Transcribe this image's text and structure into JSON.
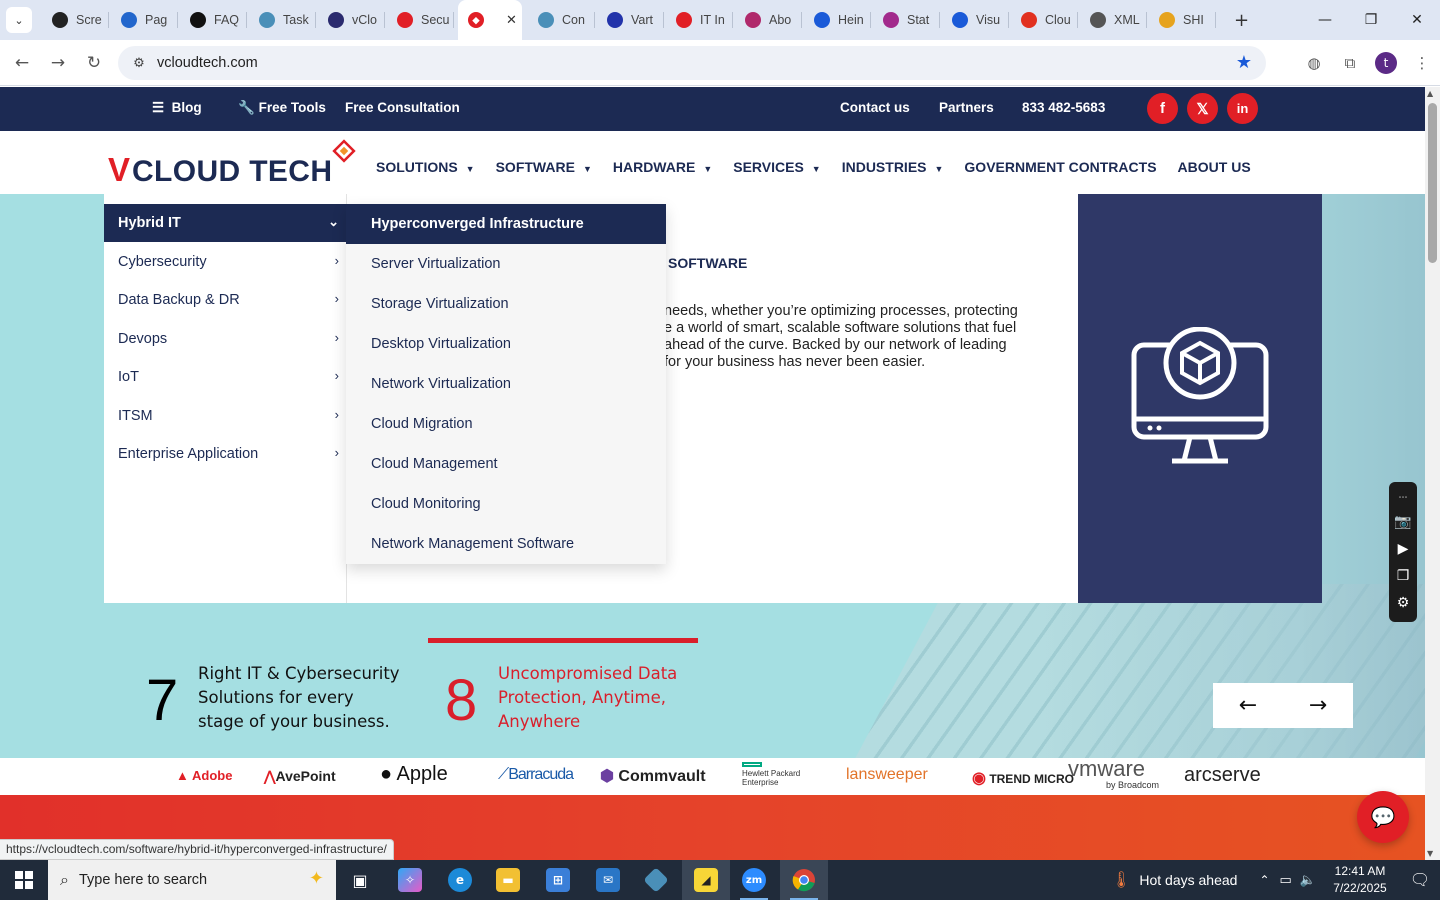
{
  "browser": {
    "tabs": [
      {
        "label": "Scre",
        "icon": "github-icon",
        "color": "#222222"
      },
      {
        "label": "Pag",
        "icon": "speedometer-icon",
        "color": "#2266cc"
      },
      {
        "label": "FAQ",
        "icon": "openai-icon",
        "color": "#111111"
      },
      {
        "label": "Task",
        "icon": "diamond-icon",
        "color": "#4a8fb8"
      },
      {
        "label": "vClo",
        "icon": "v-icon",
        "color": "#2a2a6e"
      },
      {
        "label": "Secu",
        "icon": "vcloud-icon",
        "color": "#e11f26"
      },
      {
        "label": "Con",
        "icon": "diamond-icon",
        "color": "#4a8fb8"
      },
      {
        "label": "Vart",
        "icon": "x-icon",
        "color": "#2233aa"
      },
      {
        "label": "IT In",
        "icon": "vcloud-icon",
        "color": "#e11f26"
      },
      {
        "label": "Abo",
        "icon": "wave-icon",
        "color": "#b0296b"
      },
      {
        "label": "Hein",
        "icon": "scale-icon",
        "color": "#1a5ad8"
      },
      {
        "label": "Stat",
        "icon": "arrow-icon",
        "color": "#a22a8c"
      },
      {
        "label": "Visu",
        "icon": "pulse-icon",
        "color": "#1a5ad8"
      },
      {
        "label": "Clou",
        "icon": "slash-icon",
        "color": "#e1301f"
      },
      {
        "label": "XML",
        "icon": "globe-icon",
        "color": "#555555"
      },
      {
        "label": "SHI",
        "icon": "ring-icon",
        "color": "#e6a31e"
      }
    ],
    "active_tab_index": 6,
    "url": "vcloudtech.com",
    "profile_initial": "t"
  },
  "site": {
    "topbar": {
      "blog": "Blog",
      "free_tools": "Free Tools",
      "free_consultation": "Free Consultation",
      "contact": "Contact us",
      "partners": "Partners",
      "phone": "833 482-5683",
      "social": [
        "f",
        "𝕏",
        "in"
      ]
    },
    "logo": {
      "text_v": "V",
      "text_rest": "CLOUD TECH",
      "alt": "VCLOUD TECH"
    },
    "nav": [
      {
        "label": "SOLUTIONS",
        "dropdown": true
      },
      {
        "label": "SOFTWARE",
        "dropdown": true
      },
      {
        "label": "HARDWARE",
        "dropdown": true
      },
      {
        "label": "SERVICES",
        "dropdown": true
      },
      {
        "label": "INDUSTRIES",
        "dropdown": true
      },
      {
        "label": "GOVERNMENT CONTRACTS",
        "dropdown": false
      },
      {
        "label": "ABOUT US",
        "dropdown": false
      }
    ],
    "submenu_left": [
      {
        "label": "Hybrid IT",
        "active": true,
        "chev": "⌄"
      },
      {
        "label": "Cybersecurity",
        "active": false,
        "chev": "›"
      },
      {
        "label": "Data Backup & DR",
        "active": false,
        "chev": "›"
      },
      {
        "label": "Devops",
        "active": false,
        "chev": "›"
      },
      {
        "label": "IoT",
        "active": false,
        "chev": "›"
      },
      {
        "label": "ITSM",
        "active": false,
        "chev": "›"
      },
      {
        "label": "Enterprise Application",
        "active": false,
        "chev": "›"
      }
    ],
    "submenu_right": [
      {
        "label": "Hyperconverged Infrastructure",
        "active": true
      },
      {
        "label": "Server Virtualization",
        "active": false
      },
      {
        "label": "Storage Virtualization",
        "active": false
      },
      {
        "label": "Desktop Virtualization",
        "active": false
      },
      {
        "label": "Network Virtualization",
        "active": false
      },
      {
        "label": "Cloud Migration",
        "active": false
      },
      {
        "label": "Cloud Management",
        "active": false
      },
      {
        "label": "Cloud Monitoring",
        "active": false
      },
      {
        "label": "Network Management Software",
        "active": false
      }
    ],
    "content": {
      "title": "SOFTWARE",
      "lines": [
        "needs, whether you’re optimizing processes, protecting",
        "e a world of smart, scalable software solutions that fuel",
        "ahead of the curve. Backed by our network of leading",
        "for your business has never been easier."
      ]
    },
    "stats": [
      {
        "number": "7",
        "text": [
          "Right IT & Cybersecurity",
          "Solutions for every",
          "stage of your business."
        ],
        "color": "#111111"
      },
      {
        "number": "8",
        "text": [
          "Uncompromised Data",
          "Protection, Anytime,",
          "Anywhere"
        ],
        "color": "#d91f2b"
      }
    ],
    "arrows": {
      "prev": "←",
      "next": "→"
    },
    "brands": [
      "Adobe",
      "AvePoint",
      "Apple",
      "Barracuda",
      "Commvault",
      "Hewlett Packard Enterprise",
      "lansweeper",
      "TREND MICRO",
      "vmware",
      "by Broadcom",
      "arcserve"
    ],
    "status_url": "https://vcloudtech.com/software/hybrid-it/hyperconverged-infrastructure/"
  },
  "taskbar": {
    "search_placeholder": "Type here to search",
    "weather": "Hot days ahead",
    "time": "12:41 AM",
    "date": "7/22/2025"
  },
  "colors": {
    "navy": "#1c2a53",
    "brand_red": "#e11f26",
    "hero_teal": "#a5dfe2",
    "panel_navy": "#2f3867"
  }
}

_____

Extract every line containing the string "vcloudtech" from the material.

Result for this task =>
    "url": "vcloudtech.com",
    "status_url": "https://vcloudtech.com/software/hybrid-it/hyperconverged-infrastructure/"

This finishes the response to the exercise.